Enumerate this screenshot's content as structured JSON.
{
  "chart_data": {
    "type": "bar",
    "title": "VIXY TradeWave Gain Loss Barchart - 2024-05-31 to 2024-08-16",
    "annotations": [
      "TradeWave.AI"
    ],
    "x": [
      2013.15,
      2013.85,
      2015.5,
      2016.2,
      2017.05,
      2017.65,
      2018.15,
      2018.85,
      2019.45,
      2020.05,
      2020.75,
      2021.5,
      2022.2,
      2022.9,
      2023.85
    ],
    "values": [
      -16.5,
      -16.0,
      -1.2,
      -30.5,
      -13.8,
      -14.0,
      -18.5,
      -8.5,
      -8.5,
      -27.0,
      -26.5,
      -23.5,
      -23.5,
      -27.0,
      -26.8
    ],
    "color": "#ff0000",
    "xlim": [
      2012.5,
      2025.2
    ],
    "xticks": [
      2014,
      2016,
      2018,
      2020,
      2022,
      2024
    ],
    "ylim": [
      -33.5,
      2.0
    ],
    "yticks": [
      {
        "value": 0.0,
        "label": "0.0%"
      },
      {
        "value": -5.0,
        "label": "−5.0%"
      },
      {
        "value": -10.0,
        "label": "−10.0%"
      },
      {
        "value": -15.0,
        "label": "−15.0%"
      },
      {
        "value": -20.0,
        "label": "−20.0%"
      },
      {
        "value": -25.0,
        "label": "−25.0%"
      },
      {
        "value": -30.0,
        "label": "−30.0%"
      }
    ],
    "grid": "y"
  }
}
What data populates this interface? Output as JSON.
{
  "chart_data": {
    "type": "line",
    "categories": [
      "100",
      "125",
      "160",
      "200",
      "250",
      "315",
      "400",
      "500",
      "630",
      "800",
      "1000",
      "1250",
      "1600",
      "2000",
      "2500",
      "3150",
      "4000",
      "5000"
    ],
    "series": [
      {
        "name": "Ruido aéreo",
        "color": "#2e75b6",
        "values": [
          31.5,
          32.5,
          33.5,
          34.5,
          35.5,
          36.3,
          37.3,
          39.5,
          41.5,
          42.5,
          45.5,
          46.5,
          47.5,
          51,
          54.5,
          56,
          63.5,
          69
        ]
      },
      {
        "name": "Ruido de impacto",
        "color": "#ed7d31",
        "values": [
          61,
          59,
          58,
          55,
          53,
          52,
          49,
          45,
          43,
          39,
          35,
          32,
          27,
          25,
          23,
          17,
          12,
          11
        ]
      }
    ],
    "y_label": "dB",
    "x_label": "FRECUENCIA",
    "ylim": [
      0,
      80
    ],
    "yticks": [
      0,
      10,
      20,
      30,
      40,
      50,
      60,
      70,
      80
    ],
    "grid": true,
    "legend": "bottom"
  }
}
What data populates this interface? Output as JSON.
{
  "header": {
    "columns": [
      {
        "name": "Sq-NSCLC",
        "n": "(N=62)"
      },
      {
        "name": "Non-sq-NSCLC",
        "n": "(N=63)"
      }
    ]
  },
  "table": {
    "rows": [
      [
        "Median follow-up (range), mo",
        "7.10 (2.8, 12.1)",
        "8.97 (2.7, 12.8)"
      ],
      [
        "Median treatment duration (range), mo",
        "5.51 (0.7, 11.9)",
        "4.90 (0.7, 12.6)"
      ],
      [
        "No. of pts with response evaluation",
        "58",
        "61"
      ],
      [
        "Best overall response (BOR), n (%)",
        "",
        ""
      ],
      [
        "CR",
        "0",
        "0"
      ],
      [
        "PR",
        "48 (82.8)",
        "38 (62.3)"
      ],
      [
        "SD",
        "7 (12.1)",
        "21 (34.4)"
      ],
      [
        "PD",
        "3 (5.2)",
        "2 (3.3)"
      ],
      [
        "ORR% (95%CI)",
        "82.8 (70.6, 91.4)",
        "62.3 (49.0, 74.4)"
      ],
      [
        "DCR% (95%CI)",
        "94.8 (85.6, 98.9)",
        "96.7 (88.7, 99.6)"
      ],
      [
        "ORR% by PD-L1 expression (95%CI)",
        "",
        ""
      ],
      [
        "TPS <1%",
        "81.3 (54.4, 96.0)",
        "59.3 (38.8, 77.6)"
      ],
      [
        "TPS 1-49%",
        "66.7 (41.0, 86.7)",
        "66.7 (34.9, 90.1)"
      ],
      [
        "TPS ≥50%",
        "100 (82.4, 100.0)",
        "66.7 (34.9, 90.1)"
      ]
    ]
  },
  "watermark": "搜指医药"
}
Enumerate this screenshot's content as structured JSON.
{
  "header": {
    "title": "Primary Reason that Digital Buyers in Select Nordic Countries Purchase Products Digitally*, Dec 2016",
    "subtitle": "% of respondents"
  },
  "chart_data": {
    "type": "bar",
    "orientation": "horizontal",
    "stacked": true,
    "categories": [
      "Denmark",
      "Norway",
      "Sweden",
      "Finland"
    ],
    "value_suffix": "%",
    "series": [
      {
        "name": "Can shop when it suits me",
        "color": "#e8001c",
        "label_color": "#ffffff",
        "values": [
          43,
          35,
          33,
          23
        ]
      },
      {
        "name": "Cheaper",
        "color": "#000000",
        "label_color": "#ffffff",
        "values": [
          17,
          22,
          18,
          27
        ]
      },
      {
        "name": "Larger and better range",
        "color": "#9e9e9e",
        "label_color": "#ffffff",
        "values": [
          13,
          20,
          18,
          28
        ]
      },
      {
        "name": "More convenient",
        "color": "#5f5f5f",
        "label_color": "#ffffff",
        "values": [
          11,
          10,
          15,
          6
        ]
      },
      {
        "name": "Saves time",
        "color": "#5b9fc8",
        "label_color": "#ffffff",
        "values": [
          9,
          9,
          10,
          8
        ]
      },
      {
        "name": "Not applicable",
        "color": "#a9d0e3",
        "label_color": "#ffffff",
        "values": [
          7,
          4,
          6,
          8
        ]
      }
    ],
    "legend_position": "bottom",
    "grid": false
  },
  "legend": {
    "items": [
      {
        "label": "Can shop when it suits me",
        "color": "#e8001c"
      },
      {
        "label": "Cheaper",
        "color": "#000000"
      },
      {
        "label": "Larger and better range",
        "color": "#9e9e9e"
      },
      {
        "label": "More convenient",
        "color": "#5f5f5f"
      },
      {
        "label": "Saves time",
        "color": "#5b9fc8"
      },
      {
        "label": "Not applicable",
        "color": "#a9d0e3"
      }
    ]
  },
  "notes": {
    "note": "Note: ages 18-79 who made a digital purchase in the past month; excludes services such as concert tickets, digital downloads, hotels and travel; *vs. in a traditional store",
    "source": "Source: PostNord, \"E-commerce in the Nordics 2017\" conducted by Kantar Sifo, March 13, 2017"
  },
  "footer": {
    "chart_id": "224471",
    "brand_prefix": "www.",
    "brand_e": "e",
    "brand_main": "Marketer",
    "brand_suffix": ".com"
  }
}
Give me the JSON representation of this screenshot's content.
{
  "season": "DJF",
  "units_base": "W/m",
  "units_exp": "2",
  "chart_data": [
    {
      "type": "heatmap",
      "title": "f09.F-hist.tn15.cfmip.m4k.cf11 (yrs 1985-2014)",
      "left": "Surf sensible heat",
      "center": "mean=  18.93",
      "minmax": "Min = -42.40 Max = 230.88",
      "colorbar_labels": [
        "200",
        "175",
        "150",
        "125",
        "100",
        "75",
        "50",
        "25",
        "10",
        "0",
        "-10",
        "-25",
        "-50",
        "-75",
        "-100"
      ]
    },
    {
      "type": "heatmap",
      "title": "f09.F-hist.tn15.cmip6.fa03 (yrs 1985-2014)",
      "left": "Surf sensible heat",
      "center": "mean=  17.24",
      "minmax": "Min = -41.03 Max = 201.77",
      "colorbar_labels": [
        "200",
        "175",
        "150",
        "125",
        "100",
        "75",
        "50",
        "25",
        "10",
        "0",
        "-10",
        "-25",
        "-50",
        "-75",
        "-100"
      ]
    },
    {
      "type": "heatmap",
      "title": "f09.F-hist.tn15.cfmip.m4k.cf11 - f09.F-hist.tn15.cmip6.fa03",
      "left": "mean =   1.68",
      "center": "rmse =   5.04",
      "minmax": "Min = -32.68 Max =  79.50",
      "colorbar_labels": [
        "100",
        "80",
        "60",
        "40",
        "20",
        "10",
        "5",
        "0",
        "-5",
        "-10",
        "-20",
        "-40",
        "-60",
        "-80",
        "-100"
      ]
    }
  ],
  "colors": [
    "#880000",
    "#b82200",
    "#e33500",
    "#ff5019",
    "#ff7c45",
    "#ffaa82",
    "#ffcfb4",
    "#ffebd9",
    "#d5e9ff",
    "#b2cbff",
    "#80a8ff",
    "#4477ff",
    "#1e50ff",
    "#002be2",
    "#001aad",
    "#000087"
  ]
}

* * * * * * * * *

▶ Problem to solve
Reproduce only the lines running from the one that contains "Give me the" to the last line of the records.

▶ Correct answer
Give me the JSON representation of this screenshot's content.
{
  "season": "DJF",
  "units_base": "W/m",
  "units_exp": "2",
  "chart_data": [
    {
      "type": "heatmap",
      "title": "f09.F-hist.tn15.cfmip.m4k.cf11 (yrs 1985-2014)",
      "left": "Surf sensible heat",
      "center": "mean=  18.93",
      "minmax": "Min = -42.40 Max = 230.88",
      "colorbar_labels": [
        "200",
        "175",
        "150",
        "125",
        "100",
        "75",
        "50",
        "25",
        "10",
        "0",
        "-10",
        "-25",
        "-50",
        "-75",
        "-100"
      ]
    },
    {
      "type": "heatmap",
      "title": "f09.F-hist.tn15.cmip6.fa03 (yrs 1985-2014)",
      "left": "Surf sensible heat",
      "center": "mean=  17.24",
      "minmax": "Min = -41.03 Max = 201.77",
      "colorbar_labels": [
        "200",
        "175",
        "150",
        "125",
        "100",
        "75",
        "50",
        "25",
        "10",
        "0",
        "-10",
        "-25",
        "-50",
        "-75",
        "-100"
      ]
    },
    {
      "type": "heatmap",
      "title": "f09.F-hist.tn15.cfmip.m4k.cf11 - f09.F-hist.tn15.cmip6.fa03",
      "left": "mean =   1.68",
      "center": "rmse =   5.04",
      "minmax": "Min = -32.68 Max =  79.50",
      "colorbar_labels": [
        "100",
        "80",
        "60",
        "40",
        "20",
        "10",
        "5",
        "0",
        "-5",
        "-10",
        "-20",
        "-40",
        "-60",
        "-80",
        "-100"
      ]
    }
  ],
  "colors": [
    "#880000",
    "#b82200",
    "#e33500",
    "#ff5019",
    "#ff7c45",
    "#ffaa82",
    "#ffcfb4",
    "#ffebd9",
    "#d5e9ff",
    "#b2cbff",
    "#80a8ff",
    "#4477ff",
    "#1e50ff",
    "#002be2",
    "#001aad",
    "#000087"
  ]
}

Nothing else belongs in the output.